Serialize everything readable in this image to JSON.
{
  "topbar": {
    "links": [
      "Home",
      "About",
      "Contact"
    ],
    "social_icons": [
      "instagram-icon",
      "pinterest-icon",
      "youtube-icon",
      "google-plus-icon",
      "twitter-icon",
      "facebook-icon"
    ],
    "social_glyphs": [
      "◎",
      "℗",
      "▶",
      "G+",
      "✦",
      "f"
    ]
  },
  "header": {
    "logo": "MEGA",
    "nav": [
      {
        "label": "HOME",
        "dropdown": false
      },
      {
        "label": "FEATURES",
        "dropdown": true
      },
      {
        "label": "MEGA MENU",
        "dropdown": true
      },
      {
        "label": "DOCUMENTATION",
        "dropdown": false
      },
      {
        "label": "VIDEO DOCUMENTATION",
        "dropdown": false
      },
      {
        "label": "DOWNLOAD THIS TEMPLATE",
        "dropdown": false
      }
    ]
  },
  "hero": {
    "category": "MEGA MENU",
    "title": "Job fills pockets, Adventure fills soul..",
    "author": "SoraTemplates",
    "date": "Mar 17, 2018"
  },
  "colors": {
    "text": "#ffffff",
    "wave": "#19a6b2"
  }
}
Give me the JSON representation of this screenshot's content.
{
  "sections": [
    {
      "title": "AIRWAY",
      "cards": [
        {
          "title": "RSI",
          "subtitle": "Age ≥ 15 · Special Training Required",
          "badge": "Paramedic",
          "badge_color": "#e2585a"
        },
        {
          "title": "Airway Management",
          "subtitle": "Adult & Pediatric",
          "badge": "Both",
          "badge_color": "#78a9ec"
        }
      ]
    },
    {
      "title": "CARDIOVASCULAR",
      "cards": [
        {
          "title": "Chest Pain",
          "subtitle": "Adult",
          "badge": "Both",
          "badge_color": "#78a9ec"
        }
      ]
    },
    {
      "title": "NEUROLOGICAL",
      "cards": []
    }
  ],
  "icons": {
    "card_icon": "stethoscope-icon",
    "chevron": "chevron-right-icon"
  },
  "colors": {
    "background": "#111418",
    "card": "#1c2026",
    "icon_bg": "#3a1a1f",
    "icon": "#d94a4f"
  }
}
++++
### WHAT IS EXPECTED
Locate all lines in the listing above with the word "MEGA" and copy them.

### COMPLETE ANSWER
    "logo": "MEGA",
        "label": "MEGA MENU",
    "category": "MEGA MENU",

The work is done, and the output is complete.